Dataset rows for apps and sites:
*** Begin section ***

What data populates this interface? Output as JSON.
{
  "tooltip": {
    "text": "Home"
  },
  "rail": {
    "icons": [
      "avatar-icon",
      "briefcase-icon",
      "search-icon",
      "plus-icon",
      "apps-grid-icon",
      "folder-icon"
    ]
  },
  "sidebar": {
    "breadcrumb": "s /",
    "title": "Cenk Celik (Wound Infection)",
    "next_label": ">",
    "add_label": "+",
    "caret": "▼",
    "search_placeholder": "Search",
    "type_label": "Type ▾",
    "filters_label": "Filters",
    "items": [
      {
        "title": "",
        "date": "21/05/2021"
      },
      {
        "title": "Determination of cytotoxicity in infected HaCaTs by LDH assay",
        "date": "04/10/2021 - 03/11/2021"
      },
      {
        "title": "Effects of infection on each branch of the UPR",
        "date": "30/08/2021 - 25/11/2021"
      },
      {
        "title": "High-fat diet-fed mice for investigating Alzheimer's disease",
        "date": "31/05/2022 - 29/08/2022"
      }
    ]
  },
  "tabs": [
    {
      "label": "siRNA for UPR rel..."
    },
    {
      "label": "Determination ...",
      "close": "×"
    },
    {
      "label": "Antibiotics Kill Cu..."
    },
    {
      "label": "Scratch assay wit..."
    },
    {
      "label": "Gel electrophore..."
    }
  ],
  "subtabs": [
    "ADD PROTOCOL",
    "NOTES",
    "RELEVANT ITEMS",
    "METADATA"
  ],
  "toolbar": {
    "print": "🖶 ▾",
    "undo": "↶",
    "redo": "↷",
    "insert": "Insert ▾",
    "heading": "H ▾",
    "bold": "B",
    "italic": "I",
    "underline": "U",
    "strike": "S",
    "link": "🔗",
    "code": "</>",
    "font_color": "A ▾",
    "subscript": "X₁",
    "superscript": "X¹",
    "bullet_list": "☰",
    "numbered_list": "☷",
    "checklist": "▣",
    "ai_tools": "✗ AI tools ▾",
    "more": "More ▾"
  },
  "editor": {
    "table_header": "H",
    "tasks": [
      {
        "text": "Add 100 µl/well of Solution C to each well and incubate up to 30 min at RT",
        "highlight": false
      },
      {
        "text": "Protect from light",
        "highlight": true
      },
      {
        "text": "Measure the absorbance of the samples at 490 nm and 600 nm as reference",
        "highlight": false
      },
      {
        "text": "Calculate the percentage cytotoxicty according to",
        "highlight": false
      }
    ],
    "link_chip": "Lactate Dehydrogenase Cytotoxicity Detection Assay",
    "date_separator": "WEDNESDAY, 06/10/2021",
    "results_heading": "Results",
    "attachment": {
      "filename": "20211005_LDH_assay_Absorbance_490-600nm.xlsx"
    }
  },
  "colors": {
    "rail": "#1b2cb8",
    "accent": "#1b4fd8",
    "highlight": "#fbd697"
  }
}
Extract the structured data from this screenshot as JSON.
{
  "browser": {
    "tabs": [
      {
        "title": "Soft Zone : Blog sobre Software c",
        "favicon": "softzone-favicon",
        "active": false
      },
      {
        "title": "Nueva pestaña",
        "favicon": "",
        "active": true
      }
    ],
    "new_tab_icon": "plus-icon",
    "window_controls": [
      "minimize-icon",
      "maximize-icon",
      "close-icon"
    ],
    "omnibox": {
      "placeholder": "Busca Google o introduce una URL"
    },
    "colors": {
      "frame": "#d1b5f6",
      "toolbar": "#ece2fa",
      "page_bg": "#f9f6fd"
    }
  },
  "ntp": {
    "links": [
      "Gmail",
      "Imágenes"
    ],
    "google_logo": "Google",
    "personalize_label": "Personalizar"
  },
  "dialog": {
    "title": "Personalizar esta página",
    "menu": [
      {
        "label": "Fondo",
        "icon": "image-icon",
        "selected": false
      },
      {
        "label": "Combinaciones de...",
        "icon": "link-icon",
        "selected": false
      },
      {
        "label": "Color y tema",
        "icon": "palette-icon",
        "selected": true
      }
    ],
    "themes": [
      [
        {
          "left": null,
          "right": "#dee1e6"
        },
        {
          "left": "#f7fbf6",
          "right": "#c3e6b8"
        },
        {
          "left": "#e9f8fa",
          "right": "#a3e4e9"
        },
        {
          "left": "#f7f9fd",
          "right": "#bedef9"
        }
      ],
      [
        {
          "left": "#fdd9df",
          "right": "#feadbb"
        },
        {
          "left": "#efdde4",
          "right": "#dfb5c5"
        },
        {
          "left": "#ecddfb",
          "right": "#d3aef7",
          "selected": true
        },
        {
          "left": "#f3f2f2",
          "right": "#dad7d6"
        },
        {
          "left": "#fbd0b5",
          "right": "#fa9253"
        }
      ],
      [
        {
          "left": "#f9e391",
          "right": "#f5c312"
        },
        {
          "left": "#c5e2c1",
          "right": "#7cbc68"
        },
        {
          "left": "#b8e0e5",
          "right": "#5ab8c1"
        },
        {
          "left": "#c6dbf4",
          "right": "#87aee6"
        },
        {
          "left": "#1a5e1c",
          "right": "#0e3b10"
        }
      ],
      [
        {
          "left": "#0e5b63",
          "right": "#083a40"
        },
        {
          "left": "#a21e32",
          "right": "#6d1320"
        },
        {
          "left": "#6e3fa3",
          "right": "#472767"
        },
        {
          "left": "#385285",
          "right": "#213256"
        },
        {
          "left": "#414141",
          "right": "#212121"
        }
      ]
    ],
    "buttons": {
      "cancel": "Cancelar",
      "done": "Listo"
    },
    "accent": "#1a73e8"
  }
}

*** End section ***
*** Begin section ***

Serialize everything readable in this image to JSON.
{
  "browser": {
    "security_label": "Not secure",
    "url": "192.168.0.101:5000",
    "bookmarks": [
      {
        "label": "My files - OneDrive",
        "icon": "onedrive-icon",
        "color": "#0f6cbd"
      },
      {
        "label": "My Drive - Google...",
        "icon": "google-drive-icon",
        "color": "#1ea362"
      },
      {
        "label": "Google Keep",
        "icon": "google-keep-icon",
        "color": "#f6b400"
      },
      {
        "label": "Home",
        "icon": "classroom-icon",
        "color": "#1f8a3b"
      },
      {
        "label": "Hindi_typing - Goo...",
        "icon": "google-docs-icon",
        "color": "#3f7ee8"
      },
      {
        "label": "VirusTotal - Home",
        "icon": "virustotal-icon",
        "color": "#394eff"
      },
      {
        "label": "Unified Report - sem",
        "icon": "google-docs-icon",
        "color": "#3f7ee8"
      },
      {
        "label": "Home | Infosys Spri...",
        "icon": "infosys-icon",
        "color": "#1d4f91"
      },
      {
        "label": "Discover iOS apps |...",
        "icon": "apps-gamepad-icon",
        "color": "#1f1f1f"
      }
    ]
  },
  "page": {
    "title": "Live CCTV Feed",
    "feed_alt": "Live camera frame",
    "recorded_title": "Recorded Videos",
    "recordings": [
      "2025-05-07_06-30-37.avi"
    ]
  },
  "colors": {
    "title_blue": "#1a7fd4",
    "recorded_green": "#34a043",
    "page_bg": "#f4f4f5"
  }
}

*** End section ***
*** Begin section ***

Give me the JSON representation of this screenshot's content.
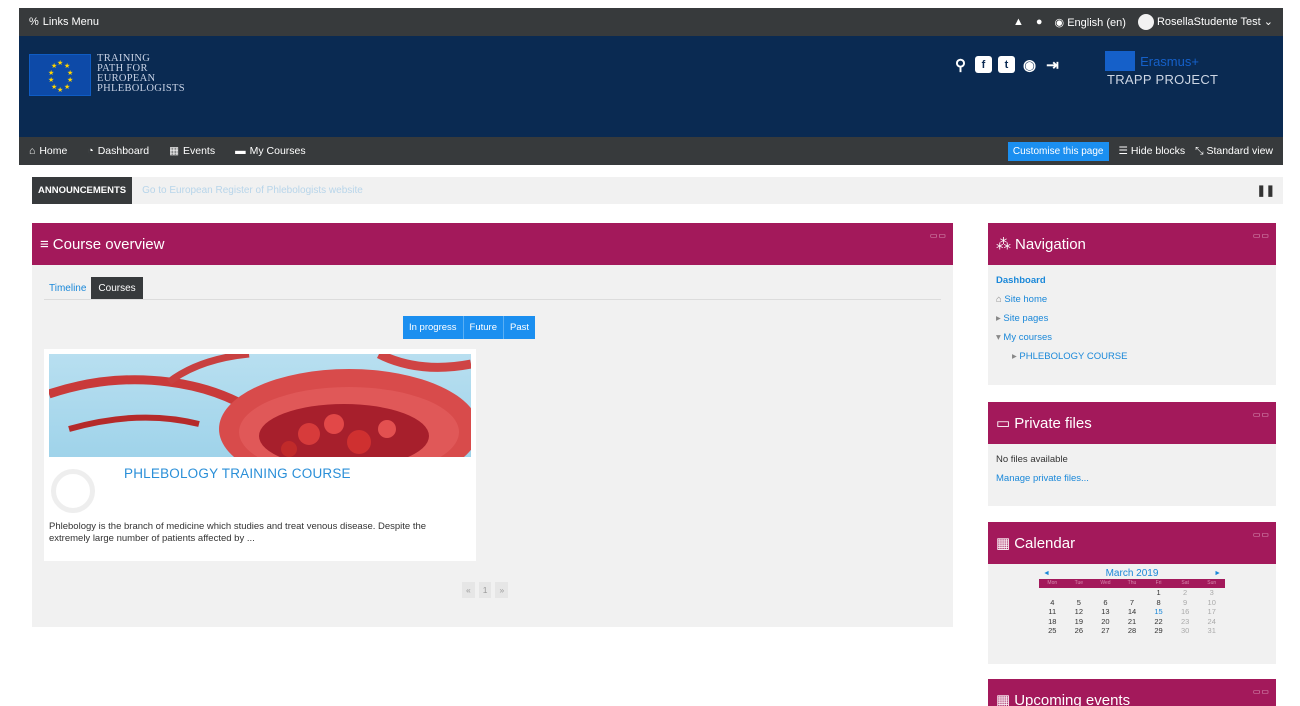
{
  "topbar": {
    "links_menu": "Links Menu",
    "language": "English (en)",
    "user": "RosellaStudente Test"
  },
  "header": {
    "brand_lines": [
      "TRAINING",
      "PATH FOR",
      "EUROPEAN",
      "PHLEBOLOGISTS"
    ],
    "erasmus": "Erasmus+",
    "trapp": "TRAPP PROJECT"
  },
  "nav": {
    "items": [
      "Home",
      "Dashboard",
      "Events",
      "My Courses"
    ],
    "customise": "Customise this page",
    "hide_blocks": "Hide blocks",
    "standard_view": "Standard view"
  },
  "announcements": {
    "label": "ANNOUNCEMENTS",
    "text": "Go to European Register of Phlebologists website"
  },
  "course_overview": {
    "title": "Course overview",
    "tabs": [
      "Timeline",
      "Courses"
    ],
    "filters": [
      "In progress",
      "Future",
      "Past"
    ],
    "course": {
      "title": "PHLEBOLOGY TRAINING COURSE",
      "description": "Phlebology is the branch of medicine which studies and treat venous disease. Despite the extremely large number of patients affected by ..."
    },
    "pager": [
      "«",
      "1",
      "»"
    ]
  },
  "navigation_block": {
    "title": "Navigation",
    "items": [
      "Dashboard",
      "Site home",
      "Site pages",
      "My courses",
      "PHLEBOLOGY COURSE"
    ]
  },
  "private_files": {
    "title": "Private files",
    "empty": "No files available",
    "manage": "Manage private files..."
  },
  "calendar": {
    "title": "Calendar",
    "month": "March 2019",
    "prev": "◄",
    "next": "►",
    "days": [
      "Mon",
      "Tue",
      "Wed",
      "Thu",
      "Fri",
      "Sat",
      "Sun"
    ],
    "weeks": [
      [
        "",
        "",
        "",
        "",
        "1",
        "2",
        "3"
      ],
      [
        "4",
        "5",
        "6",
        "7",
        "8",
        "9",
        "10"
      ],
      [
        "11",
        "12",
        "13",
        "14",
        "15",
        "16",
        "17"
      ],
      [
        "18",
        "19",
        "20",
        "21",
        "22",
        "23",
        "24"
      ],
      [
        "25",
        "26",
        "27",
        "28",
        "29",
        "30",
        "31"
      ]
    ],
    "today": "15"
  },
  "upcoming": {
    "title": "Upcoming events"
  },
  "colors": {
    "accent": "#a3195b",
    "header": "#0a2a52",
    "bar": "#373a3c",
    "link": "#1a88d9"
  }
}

*** End section ***

ABOUT THIS EXERCISE:
What is the number of lines above that hold the word "Personalizar"? Answer with that number alone.

FINISHED EXERCISE:
2